▸ TASK PROMPT
Rewrite the lines of all the items below as a JSON list of strings, one string per line, leaving out blank lines. Leave the pictures out of your answer.

Some records:
## begin

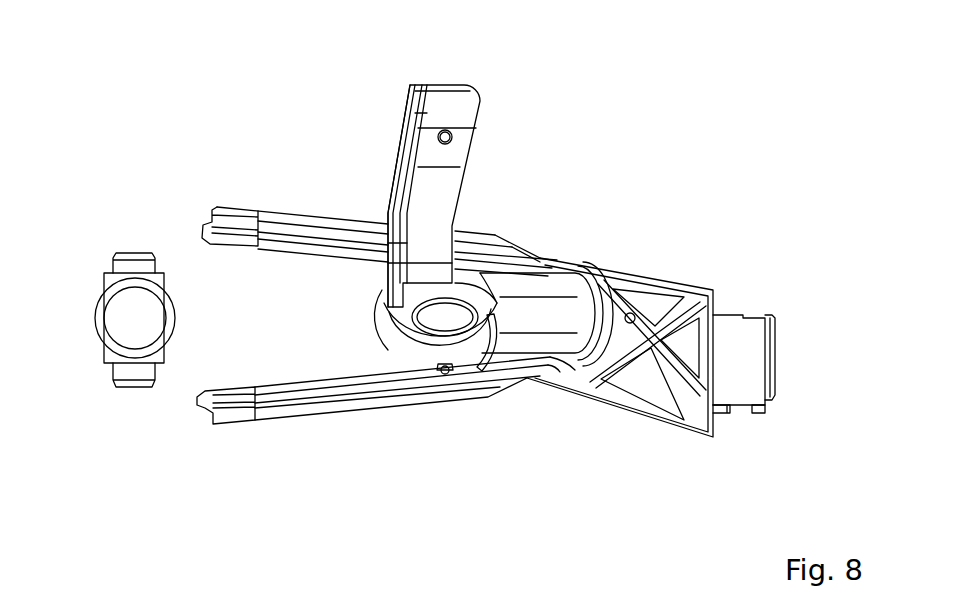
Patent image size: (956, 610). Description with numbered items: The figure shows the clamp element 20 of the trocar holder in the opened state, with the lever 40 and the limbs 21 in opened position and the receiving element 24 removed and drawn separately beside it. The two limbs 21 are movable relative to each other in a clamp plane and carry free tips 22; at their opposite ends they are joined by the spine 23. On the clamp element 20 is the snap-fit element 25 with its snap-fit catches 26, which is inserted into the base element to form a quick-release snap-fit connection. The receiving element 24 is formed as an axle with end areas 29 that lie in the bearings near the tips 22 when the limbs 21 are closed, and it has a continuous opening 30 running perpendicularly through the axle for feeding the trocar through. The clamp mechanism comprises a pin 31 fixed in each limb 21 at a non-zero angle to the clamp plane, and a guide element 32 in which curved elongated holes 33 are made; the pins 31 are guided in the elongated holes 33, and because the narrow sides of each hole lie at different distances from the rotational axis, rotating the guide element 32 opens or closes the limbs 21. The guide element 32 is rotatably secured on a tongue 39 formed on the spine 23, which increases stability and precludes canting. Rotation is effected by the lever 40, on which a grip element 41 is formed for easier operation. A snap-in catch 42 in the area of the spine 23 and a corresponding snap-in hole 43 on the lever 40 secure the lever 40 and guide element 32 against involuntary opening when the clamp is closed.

The clamp element 20 is at (625, 397).
The limbs 21 is at (386, 311).
The tips 22 is at (212, 207).
The spine 23 is at (596, 300).
The receiving element 24 is at (93, 286).
The snap-fit element 25 is at (745, 340).
The snap-fit catches 26 is at (772, 322).
The end areas 29 is at (118, 254).
The continuous opening 30 is at (124, 332).
The pin 31 is at (446, 376).
The guide element 32 is at (410, 357).
The elongated holes 33 is at (500, 362).
The tongue 39 is at (542, 308).
The lever 40 is at (408, 128).
The grip element 41 is at (399, 196).
The snap-in catch 42 is at (634, 314).
The snap-in hole 43 is at (458, 137).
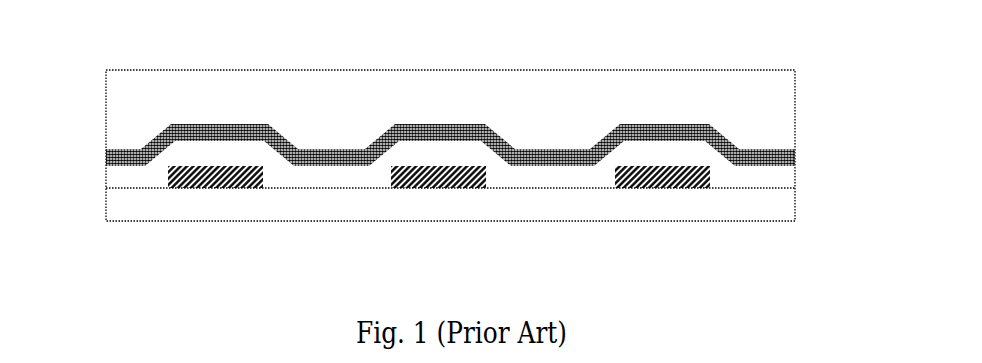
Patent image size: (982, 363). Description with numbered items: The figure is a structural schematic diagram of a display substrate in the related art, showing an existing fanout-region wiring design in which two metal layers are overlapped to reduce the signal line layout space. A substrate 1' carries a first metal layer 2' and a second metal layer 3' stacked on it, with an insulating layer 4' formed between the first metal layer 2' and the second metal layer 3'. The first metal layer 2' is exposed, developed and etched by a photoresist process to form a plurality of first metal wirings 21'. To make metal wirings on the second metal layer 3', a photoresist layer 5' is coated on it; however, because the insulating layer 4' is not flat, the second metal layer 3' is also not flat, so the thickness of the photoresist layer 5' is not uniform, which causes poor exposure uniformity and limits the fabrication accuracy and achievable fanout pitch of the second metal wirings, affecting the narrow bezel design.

The substrate 1' is at (493, 204).
The first metal layer 2' is at (376, 222).
The first metal wirings 21' is at (662, 224).
The second metal layer 3' is at (493, 146).
The insulating layer 4' is at (493, 178).
The photoresist layer 5' is at (493, 145).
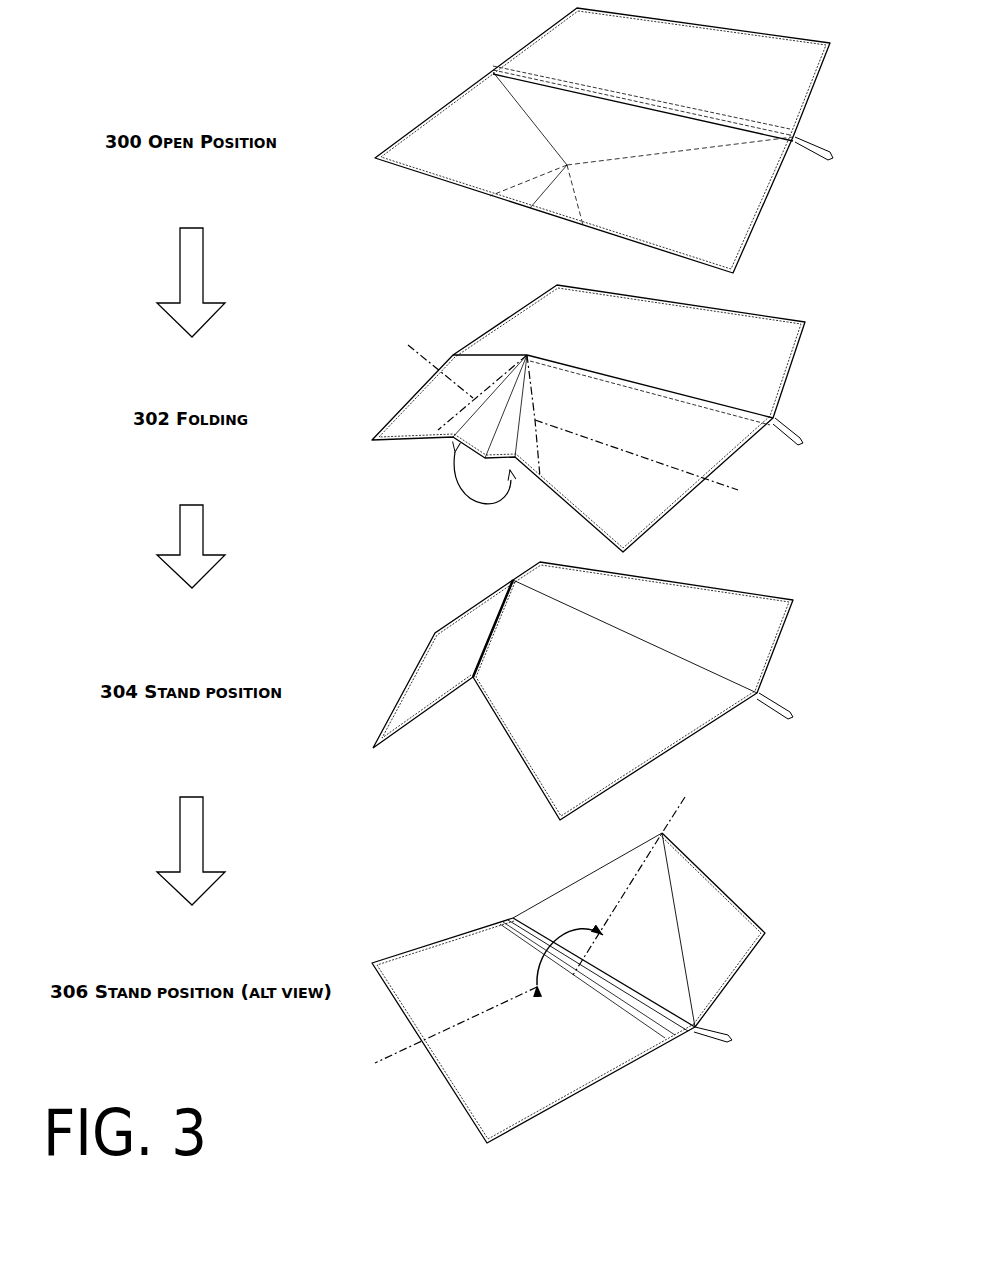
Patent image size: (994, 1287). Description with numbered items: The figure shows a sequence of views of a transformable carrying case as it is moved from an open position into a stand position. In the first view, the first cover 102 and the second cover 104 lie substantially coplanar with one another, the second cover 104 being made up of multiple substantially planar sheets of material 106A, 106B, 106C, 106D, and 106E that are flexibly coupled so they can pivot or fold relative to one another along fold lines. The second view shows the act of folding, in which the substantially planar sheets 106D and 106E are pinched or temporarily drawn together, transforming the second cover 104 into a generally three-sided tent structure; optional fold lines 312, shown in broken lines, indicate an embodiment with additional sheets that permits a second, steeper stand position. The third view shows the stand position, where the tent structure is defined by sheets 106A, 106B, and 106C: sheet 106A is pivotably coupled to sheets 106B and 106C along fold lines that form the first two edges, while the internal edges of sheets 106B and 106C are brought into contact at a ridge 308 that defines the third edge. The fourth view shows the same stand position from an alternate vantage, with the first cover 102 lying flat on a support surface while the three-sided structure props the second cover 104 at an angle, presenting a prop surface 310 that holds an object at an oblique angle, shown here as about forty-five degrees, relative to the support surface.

The first cover 102 is at (535, 40).
The second cover 104 is at (433, 110).
The substantially planar sheet of material 106A is at (643, 103).
The substantially planar sheet of material 106B is at (680, 177).
The substantially planar sheet of material 106C is at (515, 118).
The substantially planar sheet of material 106D is at (520, 193).
The substantially planar sheet of material 106E is at (560, 208).
The ridge 308 is at (483, 650).
The prop surface 310 is at (598, 902).
The optional fold lines 312 is at (572, 417).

## end

▸ ANSWER TO THE EXERCISE
[
  "Patent image size: (956, 610). Description with numbered items: The figure shows the clamp element 20 of the trocar holder in the opened state, with the lever 40 and the limbs 21 in opened position and the receiving element 24 removed and drawn separately beside it. The two limbs 21 are movable relative to each other in a clamp plane and carry free tips 22; at their opposite ends they are joined by the spine 23. On the clamp element 20 is the snap-fit element 25 with its snap-fit catches 26, which is inserted into the base element to form a quick-release snap-fit connection. The receiving element 24 is formed as an axle with end areas 29 that lie in the bearings near the tips 22 when the limbs 21 are closed, and it has a continuous opening 30 running perpendicularly through the axle for feeding the trocar through. The clamp mechanism comprises a pin 31 fixed in each limb 21 at a non-zero angle to the clamp plane, and a guide element 32 in which curved elongated holes 33 are made; the pins 31 are guided in the elongated holes 33, and because the narrow sides of each hole lie at different distances from the rotational axis, rotating the guide element 32 opens or closes the limbs 21. The guide element 32 is rotatably secured on a tongue 39 formed on the spine 23, which increases stability and precludes canting. Rotation is effected by the lever 40, on which a grip element 41 is formed for easier operation. A snap-in catch 42 in the area of the spine 23 and a corresponding snap-in hole 43 on the lever 40 secure the lever 40 and guide element 32 against involuntary opening when the clamp is closed.",
  "The clamp element 20 is at (625, 397).",
  "The limbs 21 is at (386, 311).",
  "The tips 22 is at (212, 207).",
  "The spine 23 is at (596, 300).",
  "The receiving element 24 is at (93, 286).",
  "The snap-fit element 25 is at (745, 340).",
  "The snap-fit catches 26 is at (772, 322).",
  "The end areas 29 is at (118, 254).",
  "The continuous opening 30 is at (124, 332).",
  "The pin 31 is at (446, 376).",
  "The guide element 32 is at (410, 357).",
  "The elongated holes 33 is at (500, 362).",
  "The tongue 39 is at (542, 308).",
  "The lever 40 is at (408, 128).",
  "The grip element 41 is at (399, 196).",
  "The snap-in catch 42 is at (634, 314).",
  "The snap-in hole 43 is at (458, 137).",
  "Patent image size: (982, 363). Description with numbered items: The figure is a structural schematic diagram of a display substrate in the related art, showing an existing fanout-region wiring design in which two metal layers are overlapped to reduce the signal line layout space. A substrate 1' carries a first metal layer 2' and a second metal layer 3' stacked on it, with an insulating layer 4' formed between the first metal layer 2' and the second metal layer 3'. The first metal layer 2' is exposed, developed and etched by a photoresist process to form a plurality of first metal wirings 21'. To make metal wirings on the second metal layer 3', a photoresist layer 5' is coated on it; however, because the insulating layer 4' is not flat, the second metal layer 3' is also not flat, so the thickness of the photoresist layer 5' is not uniform, which causes poor exposure uniformity and limits the fabrication accuracy and achievable fanout pitch of the second metal wirings, affecting the narrow bezel design.",
  "The substrate 1' is at (493, 204).",
  "The first metal layer 2' is at (376, 222).",
  "The first metal wirings 21' is at (662, 224).",
  "The second metal layer 3' is at (493, 146).",
  "The insulating layer 4' is at (493, 178).",
  "The photoresist layer 5' is at (493, 145).",
  "Patent image size: (994, 1287). Description with numbered items: The figure shows a sequence of views of a transformable carrying case as it is moved from an open position into a stand position. In the first view, the first cover 102 and the second cover 104 lie substantially coplanar with one another, the second cover 104 being made up of multiple substantially planar sheets of material 106A, 106B, 106C, 106D, and 106E that are flexibly coupled so they can pivot or fold relative to one another along fold lines. The second view shows the act of folding, in which the substantially planar sheets 106D and 106E are pinched or temporarily drawn together, transforming the second cover 104 into a generally three-sided tent structure; optional fold lines 312, shown in broken lines, indicate an embodiment with additional sheets that permits a second, steeper stand position. The third view shows the stand position, where the tent structure is defined by sheets 106A, 106B, and 106C: sheet 106A is pivotably coupled to sheets 106B and 106C along fold lines that form the first two edges, while the internal edges of sheets 106B and 106C are brought into contact at a ridge 308 that defines the third edge. The fourth view shows the same stand position from an alternate vantage, with the first cover 102 lying flat on a support surface while the three-sided structure props the second cover 104 at an angle, presenting a prop surface 310 that holds an object at an oblique angle, shown here as about forty-five degrees, relative to the support surface.",
  "The first cover 102 is at (535, 40).",
  "The second cover 104 is at (433, 110).",
  "The substantially planar sheet of material 106A is at (643, 103).",
  "The substantially planar sheet of material 106B is at (680, 177).",
  "The substantially planar sheet of material 106C is at (515, 118).",
  "The substantially planar sheet of material 106D is at (520, 193).",
  "The substantially planar sheet of material 106E is at (560, 208).",
  "The ridge 308 is at (483, 650).",
  "The prop surface 310 is at (598, 902).",
  "The optional fold lines 312 is at (572, 417)."
]